Task
Copy the records word for word from the line with "Segment this screenshot: for" to the line with "Text: O: O (209, 64, 222, 82)", both lines included. Don't include the pictures.

Exercise material
++++++++++
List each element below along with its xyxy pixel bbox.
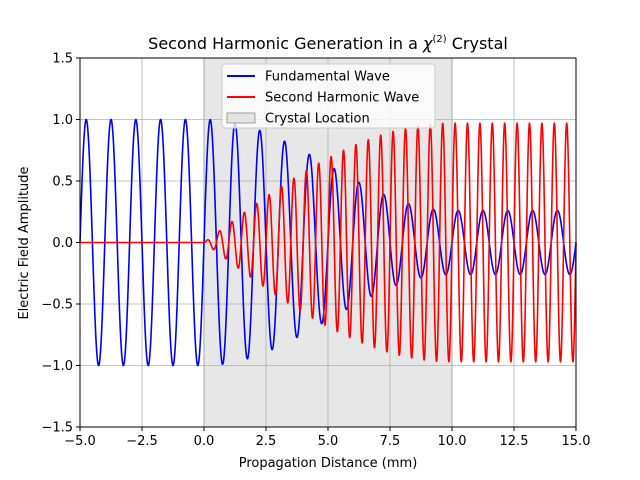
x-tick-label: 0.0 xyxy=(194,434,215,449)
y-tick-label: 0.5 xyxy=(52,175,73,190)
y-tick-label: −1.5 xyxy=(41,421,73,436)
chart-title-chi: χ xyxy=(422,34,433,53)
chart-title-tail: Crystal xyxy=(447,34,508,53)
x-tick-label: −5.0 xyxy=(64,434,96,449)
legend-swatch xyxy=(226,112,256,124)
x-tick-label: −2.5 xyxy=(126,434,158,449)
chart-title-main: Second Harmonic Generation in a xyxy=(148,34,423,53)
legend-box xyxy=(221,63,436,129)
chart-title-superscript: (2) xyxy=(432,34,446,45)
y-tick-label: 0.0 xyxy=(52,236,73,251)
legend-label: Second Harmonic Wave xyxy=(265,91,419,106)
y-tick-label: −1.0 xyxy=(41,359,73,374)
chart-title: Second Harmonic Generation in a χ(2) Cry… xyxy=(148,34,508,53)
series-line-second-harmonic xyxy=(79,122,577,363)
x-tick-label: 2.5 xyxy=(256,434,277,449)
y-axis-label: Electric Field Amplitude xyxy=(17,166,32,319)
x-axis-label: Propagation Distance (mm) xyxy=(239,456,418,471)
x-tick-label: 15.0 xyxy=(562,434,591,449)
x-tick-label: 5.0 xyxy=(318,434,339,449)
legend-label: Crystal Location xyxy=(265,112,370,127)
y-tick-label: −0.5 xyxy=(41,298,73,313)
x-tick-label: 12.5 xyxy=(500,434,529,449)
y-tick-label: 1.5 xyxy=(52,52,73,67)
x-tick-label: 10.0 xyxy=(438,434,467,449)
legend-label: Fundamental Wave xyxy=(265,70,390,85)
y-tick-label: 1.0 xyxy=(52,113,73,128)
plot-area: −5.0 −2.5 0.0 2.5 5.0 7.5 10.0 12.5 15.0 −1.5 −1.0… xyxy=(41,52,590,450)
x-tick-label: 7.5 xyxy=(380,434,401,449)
++++++++++
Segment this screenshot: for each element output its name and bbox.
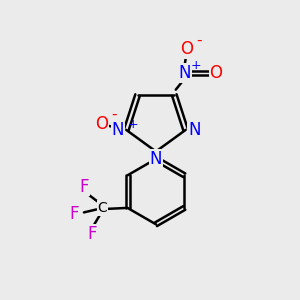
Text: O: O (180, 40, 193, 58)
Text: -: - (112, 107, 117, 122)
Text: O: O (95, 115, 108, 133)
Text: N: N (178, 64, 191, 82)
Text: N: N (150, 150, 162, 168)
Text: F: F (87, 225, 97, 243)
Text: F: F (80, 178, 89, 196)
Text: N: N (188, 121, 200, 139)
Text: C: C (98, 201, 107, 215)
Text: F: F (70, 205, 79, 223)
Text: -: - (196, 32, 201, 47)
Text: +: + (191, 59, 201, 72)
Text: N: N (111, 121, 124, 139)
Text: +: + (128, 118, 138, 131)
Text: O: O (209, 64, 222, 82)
++++++++++
Finished task
Segment this screenshot: for each element output its name and bbox.
Text: O: O (180, 40, 193, 58)
Text: -: - (112, 107, 117, 122)
Text: O: O (95, 115, 108, 133)
Text: N: N (178, 64, 191, 82)
Text: N: N (150, 150, 162, 168)
Text: F: F (87, 225, 97, 243)
Text: F: F (80, 178, 89, 196)
Text: N: N (188, 121, 200, 139)
Text: C: C (98, 201, 107, 215)
Text: F: F (70, 205, 79, 223)
Text: -: - (196, 32, 201, 47)
Text: +: + (191, 59, 201, 72)
Text: N: N (111, 121, 124, 139)
Text: +: + (128, 118, 138, 131)
Text: O: O (209, 64, 222, 82)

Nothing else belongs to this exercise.